**Written instruction:** Every entry must be duplicated precisely as written.

**Data to use:**
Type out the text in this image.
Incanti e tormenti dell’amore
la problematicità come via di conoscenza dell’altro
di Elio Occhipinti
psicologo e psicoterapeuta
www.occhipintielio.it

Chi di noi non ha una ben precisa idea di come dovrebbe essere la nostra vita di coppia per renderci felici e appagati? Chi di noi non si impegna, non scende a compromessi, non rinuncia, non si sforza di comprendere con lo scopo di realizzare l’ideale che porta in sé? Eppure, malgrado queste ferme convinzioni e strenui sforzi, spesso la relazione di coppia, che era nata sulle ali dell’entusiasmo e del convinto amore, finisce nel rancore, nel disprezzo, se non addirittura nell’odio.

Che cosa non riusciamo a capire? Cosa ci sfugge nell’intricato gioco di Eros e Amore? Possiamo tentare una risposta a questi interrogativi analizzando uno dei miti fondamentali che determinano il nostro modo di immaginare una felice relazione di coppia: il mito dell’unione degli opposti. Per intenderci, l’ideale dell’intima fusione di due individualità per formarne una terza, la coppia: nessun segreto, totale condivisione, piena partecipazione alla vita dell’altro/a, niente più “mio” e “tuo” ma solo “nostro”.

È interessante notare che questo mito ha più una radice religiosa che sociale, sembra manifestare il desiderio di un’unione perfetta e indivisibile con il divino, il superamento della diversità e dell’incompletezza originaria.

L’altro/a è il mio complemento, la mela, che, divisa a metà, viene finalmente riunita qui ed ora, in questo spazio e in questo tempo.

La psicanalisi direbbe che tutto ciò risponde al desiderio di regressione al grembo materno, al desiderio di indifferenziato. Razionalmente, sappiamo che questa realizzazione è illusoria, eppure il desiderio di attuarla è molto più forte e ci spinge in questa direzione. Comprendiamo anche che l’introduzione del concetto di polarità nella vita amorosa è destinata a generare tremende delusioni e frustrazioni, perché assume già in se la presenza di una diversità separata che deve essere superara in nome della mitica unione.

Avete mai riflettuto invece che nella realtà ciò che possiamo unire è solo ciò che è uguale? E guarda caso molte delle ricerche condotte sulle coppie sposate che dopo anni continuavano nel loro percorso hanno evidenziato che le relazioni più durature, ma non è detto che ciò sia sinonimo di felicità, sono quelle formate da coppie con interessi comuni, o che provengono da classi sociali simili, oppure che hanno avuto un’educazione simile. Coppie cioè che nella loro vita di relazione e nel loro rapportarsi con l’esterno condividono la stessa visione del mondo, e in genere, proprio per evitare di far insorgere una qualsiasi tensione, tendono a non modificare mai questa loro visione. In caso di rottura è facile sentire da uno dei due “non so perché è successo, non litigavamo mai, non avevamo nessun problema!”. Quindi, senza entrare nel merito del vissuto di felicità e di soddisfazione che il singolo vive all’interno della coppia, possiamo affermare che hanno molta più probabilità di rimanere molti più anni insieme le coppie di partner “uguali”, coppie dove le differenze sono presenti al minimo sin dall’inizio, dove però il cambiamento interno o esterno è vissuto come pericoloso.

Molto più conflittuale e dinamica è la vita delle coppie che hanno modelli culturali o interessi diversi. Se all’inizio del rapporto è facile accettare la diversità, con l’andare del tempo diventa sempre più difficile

**Finished answer:**
Type out the text in this image.
Incanti e tormenti dell’amore
la problematicità come via di conoscenza dell’altro
di Elio Occhipinti
psicologo e psicoterapeuta
www.occhipintielio.it

Chi di noi non ha una ben precisa idea di come dovrebbe essere la nostra vita di coppia per renderci felici e appagati? Chi di noi non si impegna, non scende a compromessi, non rinuncia, non si sforza di comprendere con lo scopo di realizzare l’ideale che porta in sé? Eppure, malgrado queste ferme convinzioni e strenui sforzi, spesso la relazione di coppia, che era nata sulle ali dell’entusiasmo e del convinto amore, finisce nel rancore, nel disprezzo, se non addirittura nell’odio.

Che cosa non riusciamo a capire? Cosa ci sfugge nell’intricato gioco di Eros e Amore? Possiamo tentare una risposta a questi interrogativi analizzando uno dei miti fondamentali che determinano il nostro modo di immaginare una felice relazione di coppia: il mito dell’unione degli opposti. Per intenderci, l’ideale dell’intima fusione di due individualità per formarne una terza, la coppia: nessun segreto, totale condivisione, piena partecipazione alla vita dell’altro/a, niente più “mio” e “tuo” ma solo “nostro”.

È interessante notare che questo mito ha più una radice religiosa che sociale, sembra manifestare il desiderio di un’unione perfetta e indivisibile con il divino, il superamento della diversità e dell’incompletezza originaria.

L’altro/a è il mio complemento, la mela, che, divisa a metà, viene finalmente riunita qui ed ora, in questo spazio e in questo tempo.

La psicanalisi direbbe che tutto ciò risponde al desiderio di regressione al grembo materno, al desiderio di indifferenziato. Razionalmente, sappiamo che questa realizzazione è illusoria, eppure il desiderio di attuarla è molto più forte e ci spinge in questa direzione. Comprendiamo anche che l’introduzione del concetto di polarità nella vita amorosa è destinata a generare tremende delusioni e frustrazioni, perché assume già in se la presenza di una diversità separata che deve essere superara in nome della mitica unione.

Avete mai riflettuto invece che nella realtà ciò che possiamo unire è solo ciò che è uguale? E guarda caso molte delle ricerche condotte sulle coppie sposate che dopo anni continuavano nel loro percorso hanno evidenziato che le relazioni più durature, ma non è detto che ciò sia sinonimo di felicità, sono quelle formate da coppie con interessi comuni, o che provengono da classi sociali simili, oppure che hanno avuto un’educazione simile. Coppie cioè che nella loro vita di relazione e nel loro rapportarsi con l’esterno condividono la stessa visione del mondo, e in genere, proprio per evitare di far insorgere una qualsiasi tensione, tendono a non modificare mai questa loro visione. In caso di rottura è facile sentire da uno dei due “non so perché è successo, non litigavamo mai, non avevamo nessun problema!”. Quindi, senza entrare nel merito del vissuto di felicità e di soddisfazione che il singolo vive all’interno della coppia, possiamo affermare che hanno molta più probabilità di rimanere molti più anni insieme le coppie di partner “uguali”, coppie dove le differenze sono presenti al minimo sin dall’inizio, dove però il cambiamento interno o esterno è vissuto come pericoloso.

Molto più conflittuale e dinamica è la vita delle coppie che hanno modelli culturali o interessi diversi. Se all’inizio del rapporto è facile accettare la diversità, con l’andare del tempo diventa sempre più difficile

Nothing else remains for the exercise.